## GOAL
Below are some entries. Work out how many of their lines hold the word "from", and write that number alone.

## DATASET RECORDS
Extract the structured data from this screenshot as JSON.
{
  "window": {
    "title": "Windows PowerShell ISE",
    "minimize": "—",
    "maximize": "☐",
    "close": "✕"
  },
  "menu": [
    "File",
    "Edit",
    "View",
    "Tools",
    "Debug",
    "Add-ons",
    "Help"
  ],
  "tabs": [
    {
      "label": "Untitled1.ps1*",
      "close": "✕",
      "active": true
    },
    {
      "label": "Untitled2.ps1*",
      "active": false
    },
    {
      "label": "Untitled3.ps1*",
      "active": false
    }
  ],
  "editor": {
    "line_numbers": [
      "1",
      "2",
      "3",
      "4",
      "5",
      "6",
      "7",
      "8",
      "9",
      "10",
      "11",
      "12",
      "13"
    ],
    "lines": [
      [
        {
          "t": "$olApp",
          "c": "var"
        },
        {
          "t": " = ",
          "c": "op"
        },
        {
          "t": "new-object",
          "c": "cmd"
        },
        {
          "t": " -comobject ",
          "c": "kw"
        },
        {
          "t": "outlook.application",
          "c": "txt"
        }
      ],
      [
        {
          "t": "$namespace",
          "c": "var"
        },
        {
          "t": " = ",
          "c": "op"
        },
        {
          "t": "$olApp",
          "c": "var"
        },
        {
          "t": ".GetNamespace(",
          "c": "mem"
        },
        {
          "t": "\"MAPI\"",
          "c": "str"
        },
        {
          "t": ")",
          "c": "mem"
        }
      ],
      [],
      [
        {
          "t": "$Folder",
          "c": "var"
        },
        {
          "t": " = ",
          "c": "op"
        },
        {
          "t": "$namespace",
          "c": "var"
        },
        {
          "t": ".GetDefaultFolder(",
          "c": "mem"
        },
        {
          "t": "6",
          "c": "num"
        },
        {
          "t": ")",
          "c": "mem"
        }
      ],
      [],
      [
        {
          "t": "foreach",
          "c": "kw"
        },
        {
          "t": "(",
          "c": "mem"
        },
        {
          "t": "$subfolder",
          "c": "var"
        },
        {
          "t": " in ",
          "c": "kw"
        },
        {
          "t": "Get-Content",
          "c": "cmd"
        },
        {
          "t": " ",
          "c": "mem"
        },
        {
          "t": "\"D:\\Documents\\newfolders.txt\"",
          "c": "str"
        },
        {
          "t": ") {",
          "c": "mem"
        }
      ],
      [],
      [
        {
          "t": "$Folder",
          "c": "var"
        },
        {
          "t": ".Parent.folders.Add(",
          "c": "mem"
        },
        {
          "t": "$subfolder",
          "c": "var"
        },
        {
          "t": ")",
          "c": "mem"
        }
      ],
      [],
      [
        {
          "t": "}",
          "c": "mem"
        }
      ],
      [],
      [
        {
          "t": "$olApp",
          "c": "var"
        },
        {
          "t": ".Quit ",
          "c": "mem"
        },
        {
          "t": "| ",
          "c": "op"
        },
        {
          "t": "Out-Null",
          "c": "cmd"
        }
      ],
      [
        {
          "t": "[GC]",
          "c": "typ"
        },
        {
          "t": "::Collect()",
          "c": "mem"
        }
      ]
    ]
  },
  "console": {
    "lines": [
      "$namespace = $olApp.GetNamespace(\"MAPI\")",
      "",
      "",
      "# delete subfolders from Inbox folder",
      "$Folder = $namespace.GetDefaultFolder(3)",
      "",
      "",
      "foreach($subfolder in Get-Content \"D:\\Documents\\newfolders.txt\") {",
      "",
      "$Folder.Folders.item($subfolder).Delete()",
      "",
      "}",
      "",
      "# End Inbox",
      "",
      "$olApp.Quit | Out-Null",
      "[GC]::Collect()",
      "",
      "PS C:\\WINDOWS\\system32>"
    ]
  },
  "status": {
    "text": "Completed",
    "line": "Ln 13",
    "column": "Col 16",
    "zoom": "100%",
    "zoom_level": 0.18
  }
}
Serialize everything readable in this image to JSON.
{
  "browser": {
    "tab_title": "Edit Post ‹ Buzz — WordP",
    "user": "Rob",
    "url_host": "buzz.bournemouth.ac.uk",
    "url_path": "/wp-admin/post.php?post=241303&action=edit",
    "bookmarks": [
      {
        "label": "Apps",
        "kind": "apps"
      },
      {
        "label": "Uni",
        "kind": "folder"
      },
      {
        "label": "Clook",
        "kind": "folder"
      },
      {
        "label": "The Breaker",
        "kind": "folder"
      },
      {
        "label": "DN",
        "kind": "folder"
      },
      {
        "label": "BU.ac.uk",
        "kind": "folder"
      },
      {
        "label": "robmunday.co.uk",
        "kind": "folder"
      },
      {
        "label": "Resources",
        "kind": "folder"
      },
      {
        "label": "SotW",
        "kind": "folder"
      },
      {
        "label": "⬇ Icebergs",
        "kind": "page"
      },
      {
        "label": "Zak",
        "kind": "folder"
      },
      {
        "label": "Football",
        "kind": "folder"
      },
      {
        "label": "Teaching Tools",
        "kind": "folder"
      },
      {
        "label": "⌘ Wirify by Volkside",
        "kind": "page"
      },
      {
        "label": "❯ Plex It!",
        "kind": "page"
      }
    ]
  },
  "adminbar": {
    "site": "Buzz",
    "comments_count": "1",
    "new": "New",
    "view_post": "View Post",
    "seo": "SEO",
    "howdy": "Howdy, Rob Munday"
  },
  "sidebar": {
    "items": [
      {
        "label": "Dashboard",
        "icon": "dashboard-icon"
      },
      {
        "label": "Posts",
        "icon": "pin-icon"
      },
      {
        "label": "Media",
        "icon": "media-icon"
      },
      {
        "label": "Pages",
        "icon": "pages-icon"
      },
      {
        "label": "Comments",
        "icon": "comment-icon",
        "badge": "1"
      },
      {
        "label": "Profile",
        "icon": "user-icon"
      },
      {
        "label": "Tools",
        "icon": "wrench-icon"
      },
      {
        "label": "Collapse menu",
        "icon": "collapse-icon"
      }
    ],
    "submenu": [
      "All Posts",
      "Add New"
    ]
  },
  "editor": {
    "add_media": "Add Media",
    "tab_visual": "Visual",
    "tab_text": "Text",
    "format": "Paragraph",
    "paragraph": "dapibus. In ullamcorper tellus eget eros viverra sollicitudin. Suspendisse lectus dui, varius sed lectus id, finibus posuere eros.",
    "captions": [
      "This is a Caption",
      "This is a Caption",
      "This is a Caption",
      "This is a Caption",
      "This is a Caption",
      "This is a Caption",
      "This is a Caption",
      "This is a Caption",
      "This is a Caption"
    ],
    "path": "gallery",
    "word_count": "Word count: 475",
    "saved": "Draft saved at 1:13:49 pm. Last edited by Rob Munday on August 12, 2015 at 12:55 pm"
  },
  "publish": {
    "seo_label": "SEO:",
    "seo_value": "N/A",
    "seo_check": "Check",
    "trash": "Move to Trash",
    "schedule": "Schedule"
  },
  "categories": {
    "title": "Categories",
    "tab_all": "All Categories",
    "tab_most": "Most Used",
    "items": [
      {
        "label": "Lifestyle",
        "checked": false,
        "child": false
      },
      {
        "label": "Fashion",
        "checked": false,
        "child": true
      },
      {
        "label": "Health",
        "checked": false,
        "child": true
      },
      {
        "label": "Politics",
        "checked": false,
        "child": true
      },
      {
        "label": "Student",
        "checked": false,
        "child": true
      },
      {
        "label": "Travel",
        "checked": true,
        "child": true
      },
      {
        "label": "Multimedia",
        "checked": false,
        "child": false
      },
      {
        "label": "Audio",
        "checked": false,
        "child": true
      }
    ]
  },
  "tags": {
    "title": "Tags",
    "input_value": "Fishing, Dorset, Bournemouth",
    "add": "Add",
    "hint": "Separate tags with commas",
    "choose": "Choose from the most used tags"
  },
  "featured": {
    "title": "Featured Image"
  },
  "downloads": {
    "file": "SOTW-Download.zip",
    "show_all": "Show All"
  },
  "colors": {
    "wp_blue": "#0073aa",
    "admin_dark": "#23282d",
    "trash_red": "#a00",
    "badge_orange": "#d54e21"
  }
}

## FINAL ANSWER
3